-------- Source records

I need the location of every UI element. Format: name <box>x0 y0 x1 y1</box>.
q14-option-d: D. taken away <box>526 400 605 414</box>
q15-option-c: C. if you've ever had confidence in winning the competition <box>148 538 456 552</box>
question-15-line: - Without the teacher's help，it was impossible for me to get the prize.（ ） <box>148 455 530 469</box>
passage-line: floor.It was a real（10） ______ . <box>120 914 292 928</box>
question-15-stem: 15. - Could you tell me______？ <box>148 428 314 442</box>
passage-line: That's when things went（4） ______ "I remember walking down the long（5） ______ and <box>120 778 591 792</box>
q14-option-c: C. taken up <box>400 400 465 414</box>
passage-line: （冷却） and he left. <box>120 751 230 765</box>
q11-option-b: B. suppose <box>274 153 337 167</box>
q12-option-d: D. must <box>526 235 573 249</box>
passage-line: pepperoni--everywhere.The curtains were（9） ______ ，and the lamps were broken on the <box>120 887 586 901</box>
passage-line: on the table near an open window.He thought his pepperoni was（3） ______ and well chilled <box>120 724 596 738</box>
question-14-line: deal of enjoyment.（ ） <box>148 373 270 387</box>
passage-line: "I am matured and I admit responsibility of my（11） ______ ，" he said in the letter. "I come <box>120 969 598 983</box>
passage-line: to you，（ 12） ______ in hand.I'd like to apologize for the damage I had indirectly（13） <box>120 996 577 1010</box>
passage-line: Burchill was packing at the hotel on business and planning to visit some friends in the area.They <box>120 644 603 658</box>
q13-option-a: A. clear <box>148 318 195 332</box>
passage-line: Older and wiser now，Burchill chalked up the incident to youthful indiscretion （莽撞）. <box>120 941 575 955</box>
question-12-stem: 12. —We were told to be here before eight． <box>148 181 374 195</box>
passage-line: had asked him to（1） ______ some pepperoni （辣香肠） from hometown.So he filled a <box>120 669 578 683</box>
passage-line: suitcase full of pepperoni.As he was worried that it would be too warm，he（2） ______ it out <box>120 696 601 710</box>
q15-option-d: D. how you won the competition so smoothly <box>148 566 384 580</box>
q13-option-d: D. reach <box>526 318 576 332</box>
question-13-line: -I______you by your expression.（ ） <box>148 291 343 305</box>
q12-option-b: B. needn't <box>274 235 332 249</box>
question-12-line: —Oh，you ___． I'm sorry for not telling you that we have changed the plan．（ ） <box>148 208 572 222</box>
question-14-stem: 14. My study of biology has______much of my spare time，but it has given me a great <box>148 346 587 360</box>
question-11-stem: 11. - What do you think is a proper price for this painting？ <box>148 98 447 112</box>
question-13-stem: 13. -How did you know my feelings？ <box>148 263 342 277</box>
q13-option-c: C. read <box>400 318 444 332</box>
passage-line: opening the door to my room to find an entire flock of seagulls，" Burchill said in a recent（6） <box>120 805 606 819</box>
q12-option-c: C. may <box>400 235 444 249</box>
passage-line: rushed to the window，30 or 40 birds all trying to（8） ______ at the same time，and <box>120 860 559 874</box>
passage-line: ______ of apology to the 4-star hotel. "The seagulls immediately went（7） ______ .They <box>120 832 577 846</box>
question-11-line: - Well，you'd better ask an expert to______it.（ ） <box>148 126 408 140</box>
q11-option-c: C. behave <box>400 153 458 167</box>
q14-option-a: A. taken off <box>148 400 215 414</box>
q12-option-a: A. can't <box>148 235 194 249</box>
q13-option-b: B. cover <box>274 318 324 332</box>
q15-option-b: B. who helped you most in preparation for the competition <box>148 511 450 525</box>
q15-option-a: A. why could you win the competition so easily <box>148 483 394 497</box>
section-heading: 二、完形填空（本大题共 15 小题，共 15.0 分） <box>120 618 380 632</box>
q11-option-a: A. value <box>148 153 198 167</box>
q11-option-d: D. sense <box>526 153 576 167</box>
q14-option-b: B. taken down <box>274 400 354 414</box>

----------------

*Directions for this task*
Reproduce every entry above line for line, changing nothing.

*Correct answer*
I need the location of every UI element. Format: name <box>x0 y0 x1 y1</box>.
q14-option-d: D. taken away <box>526 400 605 414</box>
q15-option-c: C. if you've ever had confidence in winning the competition <box>148 538 456 552</box>
question-15-line: - Without the teacher's help，it was impossible for me to get the prize.（ ） <box>148 455 530 469</box>
passage-line: floor.It was a real（10） ______ . <box>120 914 292 928</box>
question-15-stem: 15. - Could you tell me______？ <box>148 428 314 442</box>
passage-line: That's when things went（4） ______ "I remember walking down the long（5） ______ and <box>120 778 591 792</box>
q14-option-c: C. taken up <box>400 400 465 414</box>
passage-line: （冷却） and he left. <box>120 751 230 765</box>
q11-option-b: B. suppose <box>274 153 337 167</box>
q12-option-d: D. must <box>526 235 573 249</box>
passage-line: pepperoni--everywhere.The curtains were（9） ______ ，and the lamps were broken on the <box>120 887 586 901</box>
passage-line: on the table near an open window.He thought his pepperoni was（3） ______ and well chilled <box>120 724 596 738</box>
question-14-line: deal of enjoyment.（ ） <box>148 373 270 387</box>
passage-line: "I am matured and I admit responsibility of my（11） ______ ，" he said in the letter. "I come <box>120 969 598 983</box>
passage-line: to you，（ 12） ______ in hand.I'd like to apologize for the damage I had indirectly（13） <box>120 996 577 1010</box>
passage-line: Burchill was packing at the hotel on business and planning to visit some friends in the area.They <box>120 644 603 658</box>
q13-option-a: A. clear <box>148 318 195 332</box>
passage-line: Older and wiser now，Burchill chalked up the incident to youthful indiscretion （莽撞）. <box>120 941 575 955</box>
question-12-stem: 12. —We were told to be here before eight． <box>148 181 374 195</box>
passage-line: had asked him to（1） ______ some pepperoni （辣香肠） from hometown.So he filled a <box>120 669 578 683</box>
passage-line: suitcase full of pepperoni.As he was worried that it would be too warm，he（2） ______ it out <box>120 696 601 710</box>
q15-option-d: D. how you won the competition so smoothly <box>148 566 384 580</box>
q13-option-d: D. reach <box>526 318 576 332</box>
question-13-line: -I______you by your expression.（ ） <box>148 291 343 305</box>
q12-option-b: B. needn't <box>274 235 332 249</box>
question-12-line: —Oh，you ___． I'm sorry for not telling you that we have changed the plan．（ ） <box>148 208 572 222</box>
question-14-stem: 14. My study of biology has______much of my spare time，but it has given me a great <box>148 346 587 360</box>
question-11-stem: 11. - What do you think is a proper price for this painting？ <box>148 98 447 112</box>
question-13-stem: 13. -How did you know my feelings？ <box>148 263 342 277</box>
q13-option-c: C. read <box>400 318 444 332</box>
passage-line: opening the door to my room to find an entire flock of seagulls，" Burchill said in a recent（6） <box>120 805 606 819</box>
q12-option-c: C. may <box>400 235 444 249</box>
passage-line: rushed to the window，30 or 40 birds all trying to（8） ______ at the same time，and <box>120 860 559 874</box>
passage-line: ______ of apology to the 4-star hotel. "The seagulls immediately went（7） ______ .They <box>120 832 577 846</box>
question-11-line: - Well，you'd better ask an expert to______it.（ ） <box>148 126 408 140</box>
q11-option-c: C. behave <box>400 153 458 167</box>
q14-option-a: A. taken off <box>148 400 215 414</box>
q12-option-a: A. can't <box>148 235 194 249</box>
q13-option-b: B. cover <box>274 318 324 332</box>
q15-option-b: B. who helped you most in preparation for the competition <box>148 511 450 525</box>
q15-option-a: A. why could you win the competition so easily <box>148 483 394 497</box>
section-heading: 二、完形填空（本大题共 15 小题，共 15.0 分） <box>120 618 380 632</box>
q11-option-a: A. value <box>148 153 198 167</box>
q11-option-d: D. sense <box>526 153 576 167</box>
q14-option-b: B. taken down <box>274 400 354 414</box>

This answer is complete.